# START OF Data extract

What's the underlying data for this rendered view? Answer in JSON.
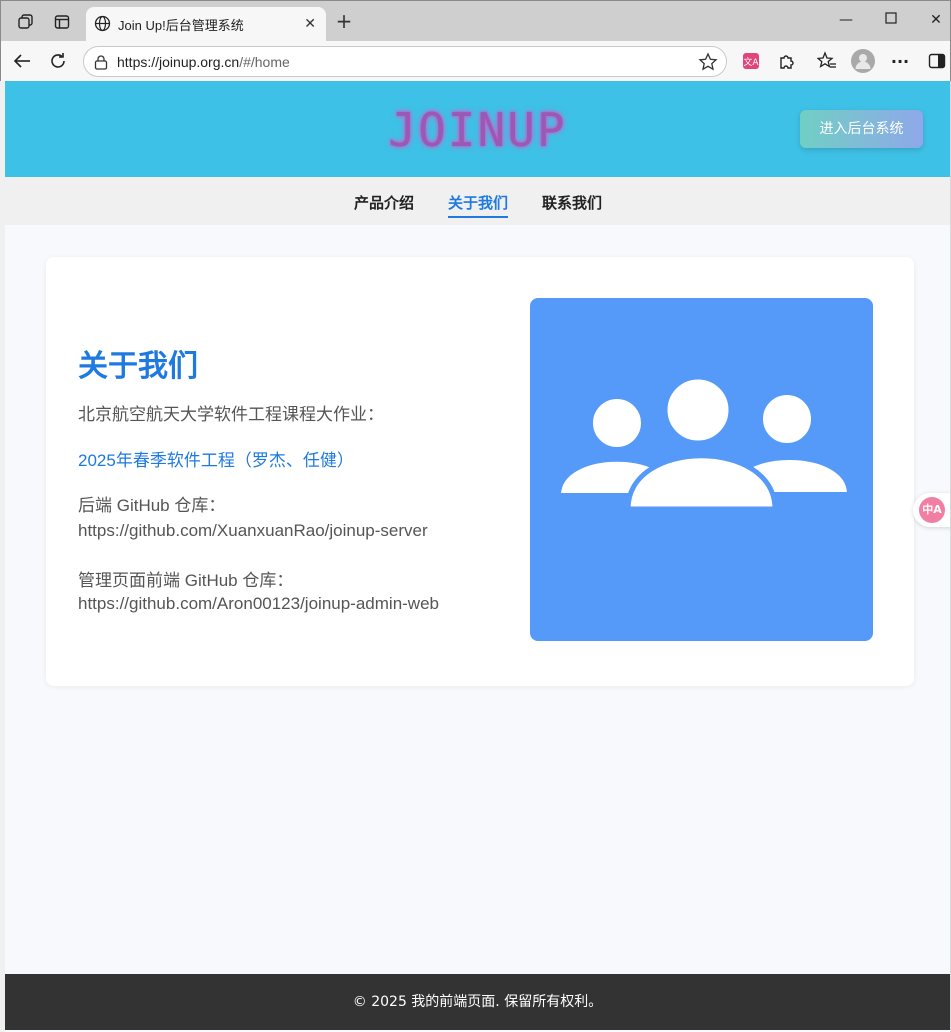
{
  "browser": {
    "tab_title": "Join Up!后台管理系统",
    "url_host": "https://joinup.org.cn",
    "url_path": "/#/home",
    "icons": [
      "workspaces-icon",
      "tab-actions-icon",
      "globe-icon",
      "close-icon",
      "new-tab-icon",
      "minimize-icon",
      "maximize-icon",
      "window-close-icon",
      "back-icon",
      "refresh-icon",
      "lock-icon",
      "star-icon",
      "translate-extension-icon",
      "extensions-icon",
      "favorites-icon",
      "profile-avatar",
      "more-icon",
      "sidebar-icon"
    ]
  },
  "site": {
    "logo": "JOINUP",
    "admin_button": "进入后台系统",
    "nav": [
      {
        "label": "产品介绍",
        "active": false
      },
      {
        "label": "关于我们",
        "active": true
      },
      {
        "label": "联系我们",
        "active": false
      }
    ],
    "about": {
      "heading": "关于我们",
      "intro": "北京航空航天大学软件工程课程大作业：",
      "course": "2025年春季软件工程（罗杰、任健）",
      "backend_label": "后端 GitHub 仓库：",
      "backend_url": "https://github.com/XuanxuanRao/joinup-server",
      "admin_label": "管理页面前端 GitHub 仓库：",
      "admin_url": "https://github.com/Aron00123/joinup-admin-web",
      "image_icon": "users-group-icon"
    },
    "translate_fab": "中A",
    "footer": "© 2025 我的前端页面. 保留所有权利。"
  },
  "colors": {
    "header_bg": "#3ec1e6",
    "accent": "#1f7ae0",
    "image_bg": "#5599f9",
    "footer_bg": "#333333"
  }
}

# END OF Data extract

• _What you have to do_: From the entries above, output every line exactly and omit any image.

• _Response to the task_:
What's the underlying data for this rendered view? Answer in JSON.
{
  "browser": {
    "tab_title": "Join Up!后台管理系统",
    "url_host": "https://joinup.org.cn",
    "url_path": "/#/home",
    "icons": [
      "workspaces-icon",
      "tab-actions-icon",
      "globe-icon",
      "close-icon",
      "new-tab-icon",
      "minimize-icon",
      "maximize-icon",
      "window-close-icon",
      "back-icon",
      "refresh-icon",
      "lock-icon",
      "star-icon",
      "translate-extension-icon",
      "extensions-icon",
      "favorites-icon",
      "profile-avatar",
      "more-icon",
      "sidebar-icon"
    ]
  },
  "site": {
    "logo": "JOINUP",
    "admin_button": "进入后台系统",
    "nav": [
      {
        "label": "产品介绍",
        "active": false
      },
      {
        "label": "关于我们",
        "active": true
      },
      {
        "label": "联系我们",
        "active": false
      }
    ],
    "about": {
      "heading": "关于我们",
      "intro": "北京航空航天大学软件工程课程大作业：",
      "course": "2025年春季软件工程（罗杰、任健）",
      "backend_label": "后端 GitHub 仓库：",
      "backend_url": "https://github.com/XuanxuanRao/joinup-server",
      "admin_label": "管理页面前端 GitHub 仓库：",
      "admin_url": "https://github.com/Aron00123/joinup-admin-web",
      "image_icon": "users-group-icon"
    },
    "translate_fab": "中A",
    "footer": "© 2025 我的前端页面. 保留所有权利。"
  },
  "colors": {
    "header_bg": "#3ec1e6",
    "accent": "#1f7ae0",
    "image_bg": "#5599f9",
    "footer_bg": "#333333"
  }
}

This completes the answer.